• _EXERCISE INPUTS_
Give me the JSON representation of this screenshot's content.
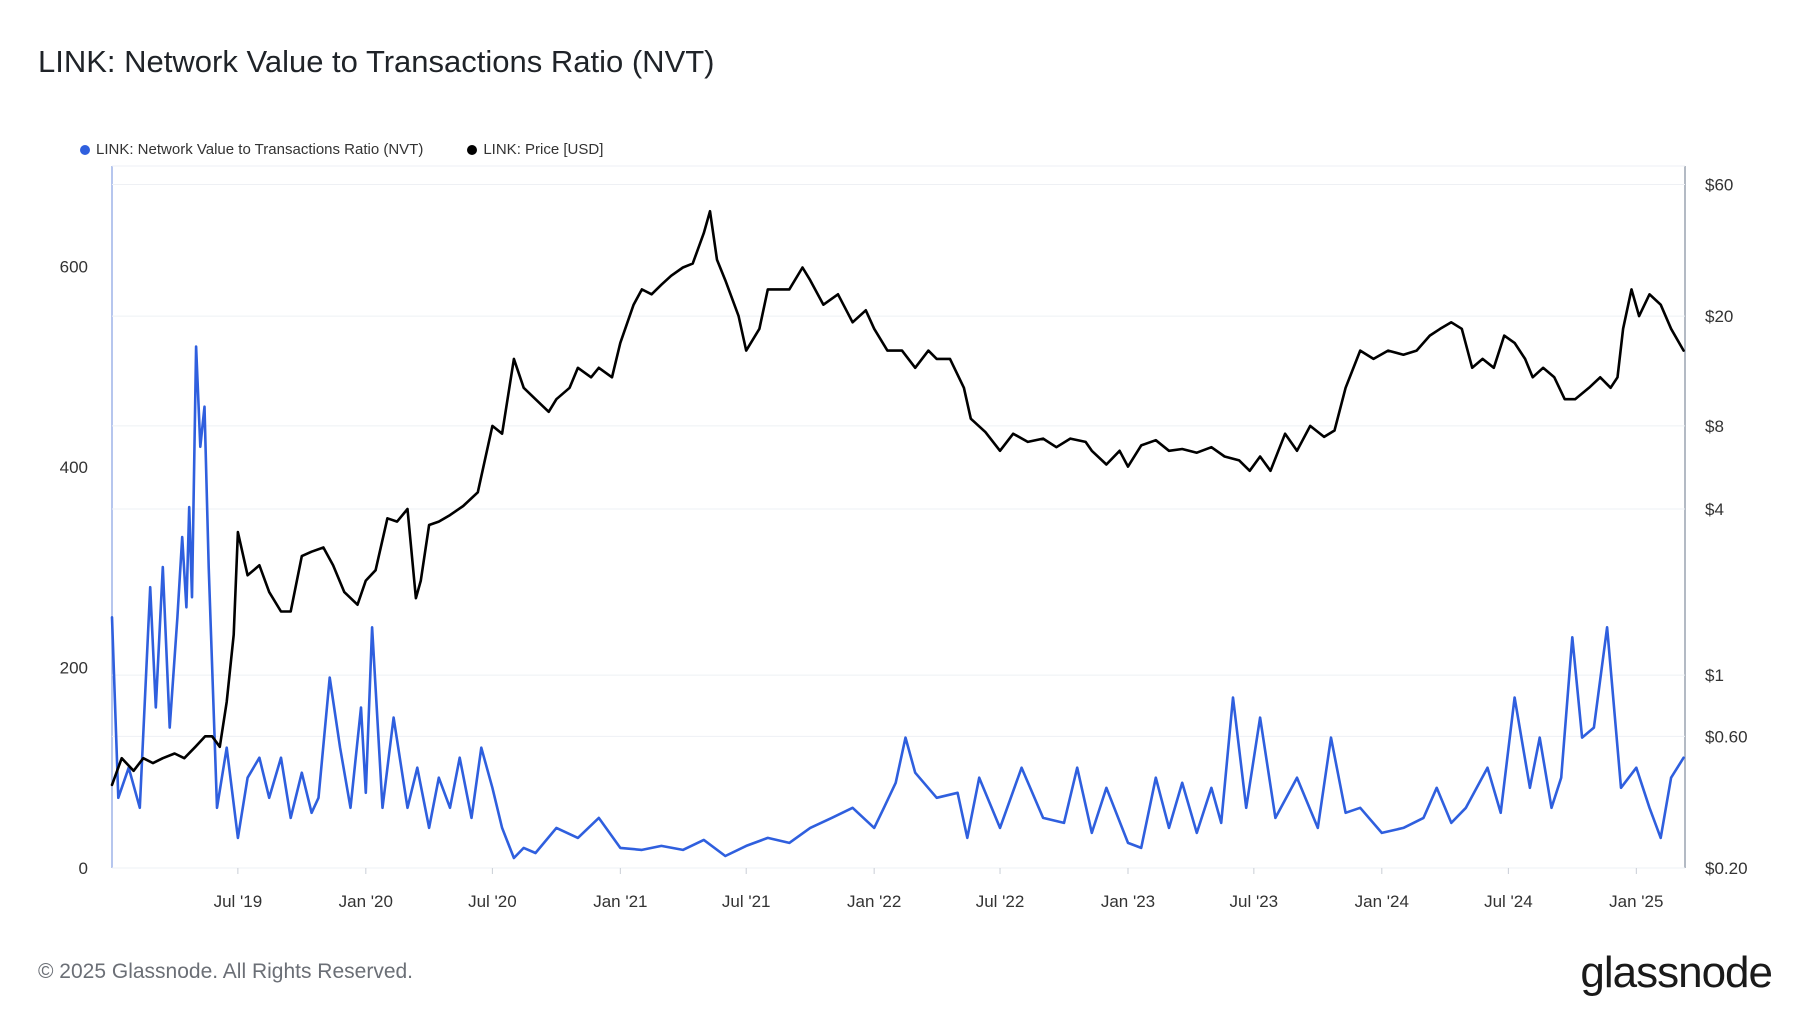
{
  "title": "LINK: Network Value to Transactions Ratio (NVT)",
  "legend": [
    {
      "label": "LINK: Network Value to Transactions Ratio (NVT)",
      "color": "#2f5fde"
    },
    {
      "label": "LINK: Price [USD]",
      "color": "#000000"
    }
  ],
  "footer": "© 2025 Glassnode. All Rights Reserved.",
  "brand": "glassnode",
  "chart_data": {
    "type": "line",
    "x_ticks": [
      "Jul '19",
      "Jan '20",
      "Jul '20",
      "Jan '21",
      "Jul '21",
      "Jan '22",
      "Jul '22",
      "Jan '23",
      "Jul '23",
      "Jan '24",
      "Jul '24",
      "Jan '25"
    ],
    "y_left_ticks": [
      "0",
      "200",
      "400",
      "600"
    ],
    "y_left_range": [
      0,
      700
    ],
    "y_right_ticks": [
      "$0.20",
      "$0.60",
      "$1",
      "$4",
      "$8",
      "$20",
      "$60"
    ],
    "y_right_scale": "log",
    "grid": true,
    "legend_position": "top-left",
    "series": [
      {
        "name": "LINK: Network Value to Transactions Ratio (NVT)",
        "axis": "left",
        "color": "#2f5fde",
        "x": [
          "2019-01-01",
          "2019-01-10",
          "2019-01-25",
          "2019-02-10",
          "2019-02-25",
          "2019-03-05",
          "2019-03-15",
          "2019-03-25",
          "2019-04-05",
          "2019-04-12",
          "2019-04-18",
          "2019-04-22",
          "2019-04-26",
          "2019-05-02",
          "2019-05-08",
          "2019-05-14",
          "2019-05-20",
          "2019-06-01",
          "2019-06-15",
          "2019-07-01",
          "2019-07-15",
          "2019-08-01",
          "2019-08-15",
          "2019-09-01",
          "2019-09-15",
          "2019-10-01",
          "2019-10-15",
          "2019-10-25",
          "2019-11-10",
          "2019-11-25",
          "2019-12-10",
          "2019-12-25",
          "2020-01-01",
          "2020-01-10",
          "2020-01-25",
          "2020-02-10",
          "2020-03-01",
          "2020-03-15",
          "2020-04-01",
          "2020-04-15",
          "2020-05-01",
          "2020-05-15",
          "2020-06-01",
          "2020-06-15",
          "2020-07-01",
          "2020-07-15",
          "2020-08-01",
          "2020-08-15",
          "2020-09-01",
          "2020-10-01",
          "2020-11-01",
          "2020-12-01",
          "2021-01-01",
          "2021-02-01",
          "2021-03-01",
          "2021-04-01",
          "2021-05-01",
          "2021-06-01",
          "2021-07-01",
          "2021-08-01",
          "2021-09-01",
          "2021-10-01",
          "2021-11-01",
          "2021-12-01",
          "2022-01-01",
          "2022-01-15",
          "2022-02-01",
          "2022-02-15",
          "2022-03-01",
          "2022-04-01",
          "2022-05-01",
          "2022-05-15",
          "2022-06-01",
          "2022-07-01",
          "2022-08-01",
          "2022-09-01",
          "2022-10-01",
          "2022-10-20",
          "2022-11-10",
          "2022-12-01",
          "2023-01-01",
          "2023-01-20",
          "2023-02-10",
          "2023-03-01",
          "2023-03-20",
          "2023-04-10",
          "2023-05-01",
          "2023-05-15",
          "2023-06-01",
          "2023-06-20",
          "2023-07-10",
          "2023-08-01",
          "2023-09-01",
          "2023-10-01",
          "2023-10-20",
          "2023-11-10",
          "2023-12-01",
          "2024-01-01",
          "2024-02-01",
          "2024-03-01",
          "2024-03-20",
          "2024-04-10",
          "2024-05-01",
          "2024-06-01",
          "2024-06-20",
          "2024-07-10",
          "2024-08-01",
          "2024-08-15",
          "2024-09-01",
          "2024-09-15",
          "2024-10-01",
          "2024-10-15",
          "2024-11-01",
          "2024-11-20",
          "2024-12-10",
          "2025-01-01",
          "2025-01-20",
          "2025-02-05",
          "2025-02-20",
          "2025-03-10"
        ],
        "y": [
          250,
          70,
          100,
          60,
          280,
          160,
          300,
          140,
          250,
          330,
          260,
          360,
          270,
          520,
          420,
          460,
          300,
          60,
          120,
          30,
          90,
          110,
          70,
          110,
          50,
          95,
          55,
          70,
          190,
          120,
          60,
          160,
          75,
          240,
          60,
          150,
          60,
          100,
          40,
          90,
          60,
          110,
          50,
          120,
          80,
          40,
          10,
          20,
          15,
          40,
          30,
          50,
          20,
          18,
          22,
          18,
          28,
          12,
          22,
          30,
          25,
          40,
          50,
          60,
          40,
          60,
          85,
          130,
          95,
          70,
          75,
          30,
          90,
          40,
          100,
          50,
          45,
          100,
          35,
          80,
          25,
          20,
          90,
          40,
          85,
          35,
          80,
          45,
          170,
          60,
          150,
          50,
          90,
          40,
          130,
          55,
          60,
          35,
          40,
          50,
          80,
          45,
          60,
          100,
          55,
          170,
          80,
          130,
          60,
          90,
          230,
          130,
          140,
          240,
          80,
          100,
          60,
          30,
          90,
          110
        ]
      },
      {
        "name": "LINK: Price [USD]",
        "axis": "right",
        "color": "#000000",
        "x": [
          "2019-01-01",
          "2019-01-15",
          "2019-02-01",
          "2019-02-15",
          "2019-03-01",
          "2019-03-15",
          "2019-04-01",
          "2019-04-15",
          "2019-05-01",
          "2019-05-15",
          "2019-05-25",
          "2019-06-05",
          "2019-06-15",
          "2019-06-25",
          "2019-07-01",
          "2019-07-15",
          "2019-08-01",
          "2019-08-15",
          "2019-09-01",
          "2019-09-15",
          "2019-10-01",
          "2019-10-15",
          "2019-11-01",
          "2019-11-15",
          "2019-12-01",
          "2019-12-20",
          "2020-01-01",
          "2020-01-15",
          "2020-02-01",
          "2020-02-15",
          "2020-03-01",
          "2020-03-13",
          "2020-03-20",
          "2020-04-01",
          "2020-04-15",
          "2020-05-01",
          "2020-05-20",
          "2020-06-10",
          "2020-07-01",
          "2020-07-15",
          "2020-08-01",
          "2020-08-15",
          "2020-09-01",
          "2020-09-20",
          "2020-10-01",
          "2020-10-20",
          "2020-11-01",
          "2020-11-20",
          "2020-12-01",
          "2020-12-20",
          "2021-01-01",
          "2021-01-20",
          "2021-02-01",
          "2021-02-15",
          "2021-03-01",
          "2021-03-15",
          "2021-04-01",
          "2021-04-15",
          "2021-05-01",
          "2021-05-10",
          "2021-05-20",
          "2021-06-01",
          "2021-06-20",
          "2021-07-01",
          "2021-07-20",
          "2021-08-01",
          "2021-08-20",
          "2021-09-01",
          "2021-09-20",
          "2021-10-01",
          "2021-10-20",
          "2021-11-10",
          "2021-12-01",
          "2021-12-20",
          "2022-01-01",
          "2022-01-20",
          "2022-02-10",
          "2022-03-01",
          "2022-03-20",
          "2022-04-01",
          "2022-04-20",
          "2022-05-10",
          "2022-05-20",
          "2022-06-10",
          "2022-07-01",
          "2022-07-20",
          "2022-08-10",
          "2022-09-01",
          "2022-09-20",
          "2022-10-10",
          "2022-11-01",
          "2022-11-10",
          "2022-12-01",
          "2022-12-20",
          "2023-01-01",
          "2023-01-20",
          "2023-02-10",
          "2023-03-01",
          "2023-03-20",
          "2023-04-10",
          "2023-05-01",
          "2023-05-20",
          "2023-06-10",
          "2023-06-25",
          "2023-07-10",
          "2023-07-25",
          "2023-08-15",
          "2023-09-01",
          "2023-09-20",
          "2023-10-10",
          "2023-10-25",
          "2023-11-10",
          "2023-12-01",
          "2023-12-20",
          "2024-01-10",
          "2024-02-01",
          "2024-02-20",
          "2024-03-10",
          "2024-03-25",
          "2024-04-10",
          "2024-04-25",
          "2024-05-10",
          "2024-05-25",
          "2024-06-10",
          "2024-06-25",
          "2024-07-10",
          "2024-07-25",
          "2024-08-05",
          "2024-08-20",
          "2024-09-05",
          "2024-09-20",
          "2024-10-05",
          "2024-10-25",
          "2024-11-10",
          "2024-11-25",
          "2024-12-05",
          "2024-12-13",
          "2024-12-25",
          "2025-01-05",
          "2025-01-20",
          "2025-02-05",
          "2025-02-20",
          "2025-03-10"
        ],
        "y": [
          0.4,
          0.5,
          0.45,
          0.5,
          0.48,
          0.5,
          0.52,
          0.5,
          0.55,
          0.6,
          0.6,
          0.55,
          0.8,
          1.4,
          3.3,
          2.3,
          2.5,
          2.0,
          1.7,
          1.7,
          2.7,
          2.8,
          2.9,
          2.5,
          2.0,
          1.8,
          2.2,
          2.4,
          3.7,
          3.6,
          4.0,
          1.9,
          2.2,
          3.5,
          3.6,
          3.8,
          4.1,
          4.6,
          8.0,
          7.5,
          14,
          11,
          10,
          9,
          10,
          11,
          13,
          12,
          13,
          12,
          16,
          22,
          25,
          24,
          26,
          28,
          30,
          31,
          40,
          48,
          32,
          27,
          20,
          15,
          18,
          25,
          25,
          25,
          30,
          27,
          22,
          24,
          19,
          21,
          18,
          15,
          15,
          13,
          15,
          14,
          14,
          11,
          8.5,
          7.6,
          6.5,
          7.5,
          7,
          7.2,
          6.7,
          7.2,
          7.0,
          6.5,
          5.8,
          6.5,
          5.7,
          6.8,
          7.1,
          6.5,
          6.6,
          6.4,
          6.7,
          6.2,
          6.0,
          5.5,
          6.2,
          5.5,
          7.5,
          6.5,
          8.0,
          7.3,
          7.7,
          11,
          15,
          14,
          15,
          14.5,
          15,
          17,
          18,
          19,
          18,
          13,
          14,
          13,
          17,
          16,
          14,
          12,
          13,
          12,
          10,
          10,
          11,
          12,
          11,
          12,
          18,
          25,
          20,
          24,
          22,
          18,
          15
        ]
      }
    ]
  }
}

• _DIRECTIVE_
In the listing above, find the lines holding the word "color" and copy them.

• _OUTPUT OF THE EXERCISE_
      "color": "#2f5fde"
      "color": "#000000"
        "color": "#2f5fde",
        "color": "#000000",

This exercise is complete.